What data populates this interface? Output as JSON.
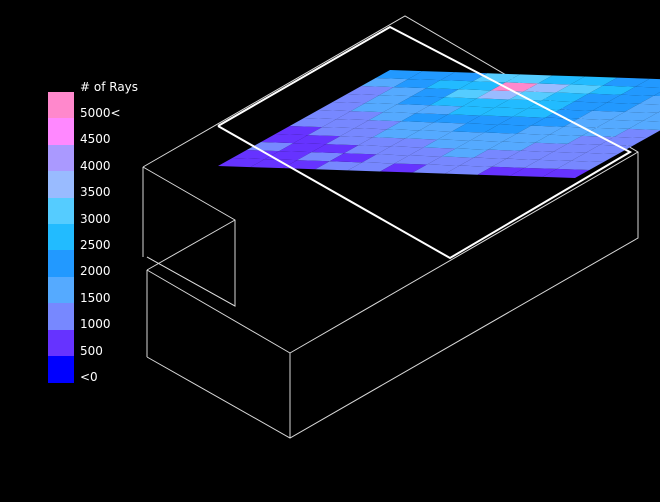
{
  "legend": {
    "title": "# of Rays",
    "bins": [
      {
        "label": "5000<",
        "color": "#ff88cc"
      },
      {
        "label": "4500",
        "color": "#ff88ff"
      },
      {
        "label": "4000",
        "color": "#aa99ff"
      },
      {
        "label": "3500",
        "color": "#99bbff"
      },
      {
        "label": "3000",
        "color": "#55ccff"
      },
      {
        "label": "2500",
        "color": "#22bbff"
      },
      {
        "label": "2000",
        "color": "#2299ff"
      },
      {
        "label": "1500",
        "color": "#55aaff"
      },
      {
        "label": "1000",
        "color": "#7788ff"
      },
      {
        "label": "500",
        "color": "#6633ff"
      },
      {
        "label": "<0",
        "color": "#0000ff"
      }
    ]
  },
  "heatmap": {
    "ray_counts": [
      [
        400,
        300,
        500,
        200,
        100,
        500,
        800,
        900,
        700,
        900,
        1200,
        1500
      ],
      [
        300,
        150,
        200,
        400,
        500,
        700,
        900,
        1000,
        1200,
        1400,
        1700,
        1500
      ],
      [
        200,
        500,
        300,
        600,
        700,
        900,
        1000,
        1300,
        1500,
        1800,
        2200,
        1900
      ],
      [
        500,
        400,
        700,
        900,
        1000,
        1200,
        1600,
        1400,
        2000,
        2600,
        2300,
        2700
      ],
      [
        600,
        500,
        800,
        900,
        1100,
        1300,
        1800,
        2300,
        2400,
        3000,
        5200,
        2800
      ],
      [
        400,
        700,
        900,
        1100,
        1300,
        1500,
        1800,
        2000,
        2200,
        2500,
        3100,
        2400
      ],
      [
        600,
        800,
        1000,
        1200,
        1400,
        1600,
        1700,
        2000,
        2100,
        2300,
        2600,
        2200
      ],
      [
        500,
        700,
        800,
        1000,
        1200,
        1300,
        1500,
        1700,
        1800,
        1900,
        2100,
        1800
      ],
      [
        400,
        600,
        700,
        900,
        1000,
        1100,
        1300,
        1400,
        1500,
        1600,
        1800,
        1500
      ],
      [
        300,
        500,
        600,
        700,
        900,
        1000,
        1100,
        1200,
        1300,
        1400,
        1500,
        1300
      ],
      [
        400,
        500,
        600,
        700,
        800,
        900,
        1000,
        1100,
        1100,
        1200,
        1300,
        1200
      ]
    ]
  }
}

_ _ _

**What to work on**.
Pictures in the records above are not copied; print everything else exactly.

**Solved problem**.
What data populates this interface? Output as JSON.
{
  "legend": {
    "title": "# of Rays",
    "bins": [
      {
        "label": "5000<",
        "color": "#ff88cc"
      },
      {
        "label": "4500",
        "color": "#ff88ff"
      },
      {
        "label": "4000",
        "color": "#aa99ff"
      },
      {
        "label": "3500",
        "color": "#99bbff"
      },
      {
        "label": "3000",
        "color": "#55ccff"
      },
      {
        "label": "2500",
        "color": "#22bbff"
      },
      {
        "label": "2000",
        "color": "#2299ff"
      },
      {
        "label": "1500",
        "color": "#55aaff"
      },
      {
        "label": "1000",
        "color": "#7788ff"
      },
      {
        "label": "500",
        "color": "#6633ff"
      },
      {
        "label": "<0",
        "color": "#0000ff"
      }
    ]
  },
  "heatmap": {
    "ray_counts": [
      [
        400,
        300,
        500,
        200,
        100,
        500,
        800,
        900,
        700,
        900,
        1200,
        1500
      ],
      [
        300,
        150,
        200,
        400,
        500,
        700,
        900,
        1000,
        1200,
        1400,
        1700,
        1500
      ],
      [
        200,
        500,
        300,
        600,
        700,
        900,
        1000,
        1300,
        1500,
        1800,
        2200,
        1900
      ],
      [
        500,
        400,
        700,
        900,
        1000,
        1200,
        1600,
        1400,
        2000,
        2600,
        2300,
        2700
      ],
      [
        600,
        500,
        800,
        900,
        1100,
        1300,
        1800,
        2300,
        2400,
        3000,
        5200,
        2800
      ],
      [
        400,
        700,
        900,
        1100,
        1300,
        1500,
        1800,
        2000,
        2200,
        2500,
        3100,
        2400
      ],
      [
        600,
        800,
        1000,
        1200,
        1400,
        1600,
        1700,
        2000,
        2100,
        2300,
        2600,
        2200
      ],
      [
        500,
        700,
        800,
        1000,
        1200,
        1300,
        1500,
        1700,
        1800,
        1900,
        2100,
        1800
      ],
      [
        400,
        600,
        700,
        900,
        1000,
        1100,
        1300,
        1400,
        1500,
        1600,
        1800,
        1500
      ],
      [
        300,
        500,
        600,
        700,
        900,
        1000,
        1100,
        1200,
        1300,
        1400,
        1500,
        1300
      ],
      [
        400,
        500,
        600,
        700,
        800,
        900,
        1000,
        1100,
        1100,
        1200,
        1300,
        1200
      ]
    ]
  }
}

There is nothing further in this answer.